"""
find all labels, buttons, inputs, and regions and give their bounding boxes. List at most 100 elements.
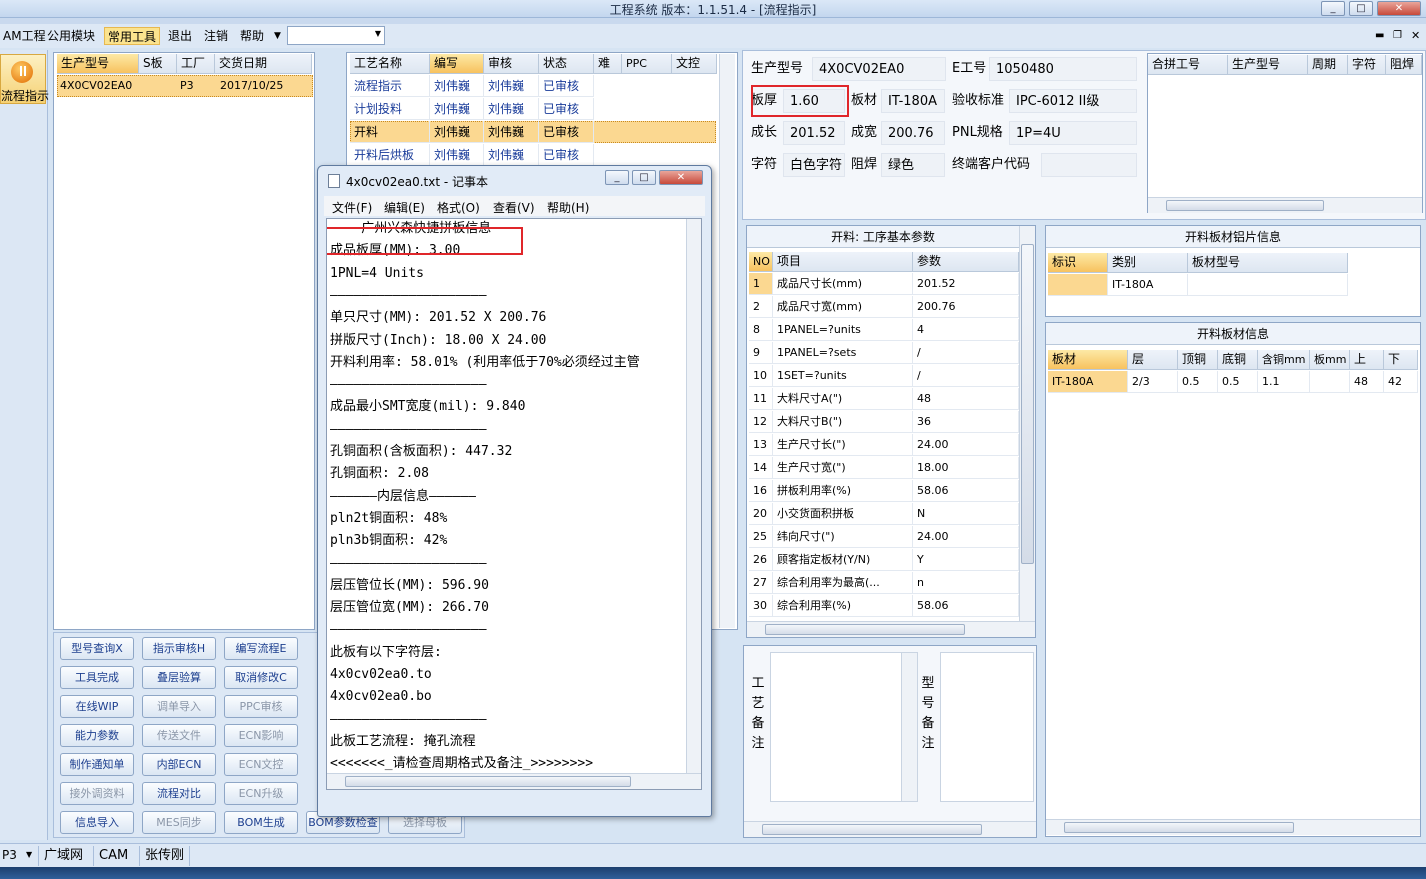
col-header-value[interactable]: 参数 [913,252,1019,272]
cancel-modify-button[interactable]: 取消修改C [224,666,298,689]
ecn-upgrade-button[interactable]: ECN升级 [224,782,298,805]
col-header-category[interactable]: 类别 [1108,253,1188,273]
eno-field[interactable]: 1050480 [989,57,1137,81]
close-icon[interactable]: ✕ [1377,1,1421,16]
width-field[interactable]: 200.76 [881,121,945,145]
send-file-button[interactable]: 传送文件 [142,724,216,747]
col-header-cu-mm[interactable]: 含铜mm [1258,350,1310,370]
col-header-writer[interactable]: 编写 [430,54,484,74]
capability-params-button[interactable]: 能力参数 [60,724,134,747]
menu-cam[interactable]: AM工程 [0,27,49,45]
board-cu-cell[interactable]: 1.1 [1258,371,1310,393]
param-no-cell[interactable]: 10 [749,365,773,387]
notepad-window[interactable]: 4x0cv02ea0.txt - 记事本 _ □ ✕ 文件(F) 编辑(E) 格… [317,165,712,817]
param-no-cell[interactable]: 14 [749,457,773,479]
col-header-cycle[interactable]: 周期 [1308,55,1348,75]
notepad-menu-format[interactable]: 格式(O) [437,199,480,216]
mdi-minimize-icon[interactable]: ▬ [1372,27,1387,45]
scroll-thumb[interactable] [1064,822,1294,833]
char-field[interactable]: 白色字符 [783,153,845,177]
param-item-cell[interactable]: 1PANEL=?sets [773,342,913,364]
param-value-cell[interactable]: 36 [913,411,1019,433]
col-header-difficulty[interactable]: 难 [594,54,622,74]
col-header-reviewer[interactable]: 审核 [484,54,539,74]
notepad-menu-file[interactable]: 文件(F) [332,199,372,216]
col-header-board-mm[interactable]: 板mm [1310,350,1350,370]
col-header-up[interactable]: 上 [1350,350,1384,370]
process-name[interactable]: 开料后烘板 [350,144,430,166]
scroll-thumb[interactable] [1021,244,1034,564]
param-value-cell[interactable]: 18.00 [913,457,1019,479]
process-scrollbar[interactable] [719,54,735,628]
param-no-cell[interactable]: 25 [749,526,773,548]
customer-field[interactable] [1041,153,1137,177]
board-down-cell[interactable]: 42 [1384,371,1418,393]
param-value-cell[interactable]: 201.52 [913,273,1019,295]
param-no-cell[interactable]: 8 [749,319,773,341]
param-no-cell[interactable]: 11 [749,388,773,410]
notepad-maximize-icon[interactable]: □ [632,170,656,185]
param-item-cell[interactable]: 1SET=?units [773,365,913,387]
board-up-cell[interactable]: 48 [1350,371,1384,393]
param-item-cell[interactable]: 生产尺寸宽(") [773,457,913,479]
param-item-cell[interactable]: 大料尺寸A(") [773,388,913,410]
sheet-category-cell[interactable]: IT-180A [1108,274,1188,296]
notepad-menu-view[interactable]: 查看(V) [493,199,535,216]
param-item-cell[interactable]: 纬向尺寸(") [773,526,913,548]
minimize-icon[interactable]: _ [1321,1,1345,16]
param-no-cell[interactable]: 20 [749,503,773,525]
board-hscroll[interactable] [1046,819,1420,835]
material-field[interactable]: IT-180A [881,89,945,113]
board-material-cell[interactable]: IT-180A [1048,371,1128,393]
param-item-cell[interactable]: 综合利用率为最高(... [773,572,913,594]
stackup-check-button[interactable]: 叠层验算 [142,666,216,689]
param-item-cell[interactable]: 成品尺寸长(mm) [773,273,913,295]
param-value-cell[interactable]: / [913,342,1019,364]
toolbar-combo[interactable]: ▼ [287,26,385,45]
col-header-date[interactable]: 交货日期 [215,54,312,74]
col-header-board-model[interactable]: 板材型号 [1188,253,1348,273]
notepad-menu-edit[interactable]: 编辑(E) [384,199,425,216]
notepad-text-area[interactable]: ————广州兴森快捷拼板信息—— 成品板厚(MM): 3.00 1PNL=4 Uni… [326,218,702,790]
mdi-close-icon[interactable]: ✕ [1408,27,1423,45]
param-value-cell[interactable]: 4 [913,319,1019,341]
model-field[interactable]: 4X0CV02EA0 [812,57,946,81]
write-flow-button[interactable]: 编写流程E [224,637,298,660]
chevron-down-icon[interactable]: ▼ [26,850,32,859]
param-no-cell[interactable]: 9 [749,342,773,364]
params-vscroll[interactable] [1019,226,1035,621]
param-no-cell[interactable]: 30 [749,595,773,617]
mes-sync-button[interactable]: MES同步 [142,811,216,834]
menu-help[interactable]: 帮助 [237,27,267,45]
param-value-cell[interactable]: / [913,365,1019,387]
param-no-cell[interactable]: 2 [749,296,773,318]
param-value-cell[interactable]: Y [913,549,1019,571]
standard-field[interactable]: IPC-6012 II级 [1009,89,1137,113]
params-hscroll[interactable] [747,621,1035,637]
col-header-factory[interactable]: 工厂 [177,54,215,74]
param-item-cell[interactable]: 顾客指定板材(Y/N) [773,549,913,571]
col-header-doc-control[interactable]: 文控 [672,54,717,74]
param-no-cell[interactable]: 16 [749,480,773,502]
col-header-combine-no[interactable]: 合拼工号 [1148,55,1228,75]
notepad-menu-help[interactable]: 帮助(H) [547,199,589,216]
menu-exit[interactable]: 退出 [165,27,195,45]
model-remark-input[interactable] [940,652,1034,802]
notepad-close-icon[interactable]: ✕ [659,170,703,185]
mask-field[interactable]: 绿色 [881,153,945,177]
flow-compare-button[interactable]: 流程对比 [142,782,216,805]
tool-complete-button[interactable]: 工具完成 [60,666,134,689]
process-name[interactable]: 流程指示 [350,75,430,97]
remark-vscroll[interactable] [901,653,917,801]
param-item-cell[interactable]: 大料尺寸B(") [773,411,913,433]
param-item-cell[interactable]: 小交货面积拼板 [773,503,913,525]
col-header-layer[interactable]: 层 [1128,350,1178,370]
param-value-cell[interactable]: n [913,572,1019,594]
param-value-cell[interactable]: N [913,503,1019,525]
param-value-cell[interactable]: 200.76 [913,296,1019,318]
col-header-down[interactable]: 下 [1384,350,1418,370]
col-header-combine-model[interactable]: 生产型号 [1228,55,1308,75]
internal-ecn-button[interactable]: 内部ECN [142,753,216,776]
mdi-restore-icon[interactable]: ❐ [1390,27,1405,45]
scroll-thumb[interactable] [345,776,631,787]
"""
• **WHAT YOU NEED TO DO**:
Copy every line of the entries above word for word. Leave the pictures out.

• **COMPLETED TASK**:
find all labels, buttons, inputs, and regions and give their bounding boxes. List at most 100 elements.
col-header-value[interactable]: 参数 [913,252,1019,272]
cancel-modify-button[interactable]: 取消修改C [224,666,298,689]
ecn-upgrade-button[interactable]: ECN升级 [224,782,298,805]
col-header-category[interactable]: 类别 [1108,253,1188,273]
eno-field[interactable]: 1050480 [989,57,1137,81]
close-icon[interactable]: ✕ [1377,1,1421,16]
width-field[interactable]: 200.76 [881,121,945,145]
send-file-button[interactable]: 传送文件 [142,724,216,747]
col-header-cu-mm[interactable]: 含铜mm [1258,350,1310,370]
col-header-writer[interactable]: 编写 [430,54,484,74]
capability-params-button[interactable]: 能力参数 [60,724,134,747]
menu-cam[interactable]: AM工程 [0,27,49,45]
board-cu-cell[interactable]: 1.1 [1258,371,1310,393]
param-no-cell[interactable]: 10 [749,365,773,387]
notepad-window[interactable]: 4x0cv02ea0.txt - 记事本 _ □ ✕ 文件(F) 编辑(E) 格… [317,165,712,817]
param-no-cell[interactable]: 14 [749,457,773,479]
col-header-cycle[interactable]: 周期 [1308,55,1348,75]
notepad-menu-format[interactable]: 格式(O) [437,199,480,216]
mdi-minimize-icon[interactable]: ▬ [1372,27,1387,45]
scroll-thumb[interactable] [1064,822,1294,833]
char-field[interactable]: 白色字符 [783,153,845,177]
param-item-cell[interactable]: 1PANEL=?sets [773,342,913,364]
param-value-cell[interactable]: 36 [913,411,1019,433]
col-header-difficulty[interactable]: 难 [594,54,622,74]
col-header-reviewer[interactable]: 审核 [484,54,539,74]
notepad-menu-file[interactable]: 文件(F) [332,199,372,216]
col-header-board-mm[interactable]: 板mm [1310,350,1350,370]
col-header-up[interactable]: 上 [1350,350,1384,370]
process-name[interactable]: 开料后烘板 [350,144,430,166]
scroll-thumb[interactable] [1021,244,1034,564]
param-value-cell[interactable]: 18.00 [913,457,1019,479]
process-scrollbar[interactable] [719,54,735,628]
param-no-cell[interactable]: 25 [749,526,773,548]
customer-field[interactable] [1041,153,1137,177]
board-down-cell[interactable]: 42 [1384,371,1418,393]
param-value-cell[interactable]: 201.52 [913,273,1019,295]
param-no-cell[interactable]: 8 [749,319,773,341]
param-no-cell[interactable]: 11 [749,388,773,410]
notepad-maximize-icon[interactable]: □ [632,170,656,185]
param-item-cell[interactable]: 1SET=?units [773,365,913,387]
board-up-cell[interactable]: 48 [1350,371,1384,393]
param-item-cell[interactable]: 生产尺寸宽(") [773,457,913,479]
param-item-cell[interactable]: 大料尺寸A(") [773,388,913,410]
sheet-category-cell[interactable]: IT-180A [1108,274,1188,296]
notepad-menu-view[interactable]: 查看(V) [493,199,535,216]
param-item-cell[interactable]: 纬向尺寸(") [773,526,913,548]
minimize-icon[interactable]: _ [1321,1,1345,16]
param-no-cell[interactable]: 20 [749,503,773,525]
board-hscroll[interactable] [1046,819,1420,835]
material-field[interactable]: IT-180A [881,89,945,113]
board-material-cell[interactable]: IT-180A [1048,371,1128,393]
param-item-cell[interactable]: 综合利用率为最高(... [773,572,913,594]
stackup-check-button[interactable]: 叠层验算 [142,666,216,689]
param-item-cell[interactable]: 成品尺寸长(mm) [773,273,913,295]
param-value-cell[interactable]: / [913,342,1019,364]
toolbar-combo[interactable]: ▼ [287,26,385,45]
col-header-date[interactable]: 交货日期 [215,54,312,74]
col-header-board-model[interactable]: 板材型号 [1188,253,1348,273]
notepad-menu-edit[interactable]: 编辑(E) [384,199,425,216]
notepad-text-area[interactable]: ————广州兴森快捷拼板信息—— 成品板厚(MM): 3.00 1PNL=4 Uni… [326,218,702,790]
mdi-close-icon[interactable]: ✕ [1408,27,1423,45]
param-value-cell[interactable]: 4 [913,319,1019,341]
model-field[interactable]: 4X0CV02EA0 [812,57,946,81]
write-flow-button[interactable]: 编写流程E [224,637,298,660]
chevron-down-icon[interactable]: ▼ [26,850,32,859]
param-no-cell[interactable]: 9 [749,342,773,364]
params-vscroll[interactable] [1019,226,1035,621]
param-no-cell[interactable]: 30 [749,595,773,617]
mes-sync-button[interactable]: MES同步 [142,811,216,834]
menu-help[interactable]: 帮助 [237,27,267,45]
param-value-cell[interactable]: / [913,365,1019,387]
param-no-cell[interactable]: 2 [749,296,773,318]
param-value-cell[interactable]: Y [913,549,1019,571]
standard-field[interactable]: IPC-6012 II级 [1009,89,1137,113]
params-hscroll[interactable] [747,621,1035,637]
col-header-factory[interactable]: 工厂 [177,54,215,74]
param-item-cell[interactable]: 顾客指定板材(Y/N) [773,549,913,571]
col-header-doc-control[interactable]: 文控 [672,54,717,74]
param-no-cell[interactable]: 16 [749,480,773,502]
col-header-combine-no[interactable]: 合拼工号 [1148,55,1228,75]
notepad-menu-help[interactable]: 帮助(H) [547,199,589,216]
menu-exit[interactable]: 退出 [165,27,195,45]
model-remark-input[interactable] [940,652,1034,802]
notepad-close-icon[interactable]: ✕ [659,170,703,185]
mask-field[interactable]: 绿色 [881,153,945,177]
flow-compare-button[interactable]: 流程对比 [142,782,216,805]
tool-complete-button[interactable]: 工具完成 [60,666,134,689]
process-name[interactable]: 流程指示 [350,75,430,97]
remark-vscroll[interactable] [901,653,917,801]
param-item-cell[interactable]: 大料尺寸B(") [773,411,913,433]
param-item-cell[interactable]: 小交货面积拼板 [773,503,913,525]
col-header-layer[interactable]: 层 [1128,350,1178,370]
param-value-cell[interactable]: n [913,572,1019,594]
param-value-cell[interactable]: N [913,503,1019,525]
param-value-cell[interactable]: 200.76 [913,296,1019,318]
col-header-down[interactable]: 下 [1384,350,1418,370]
col-header-combine-model[interactable]: 生产型号 [1228,55,1308,75]
internal-ecn-button[interactable]: 内部ECN [142,753,216,776]
mdi-restore-icon[interactable]: ❐ [1390,27,1405,45]
scroll-thumb[interactable] [345,776,631,787]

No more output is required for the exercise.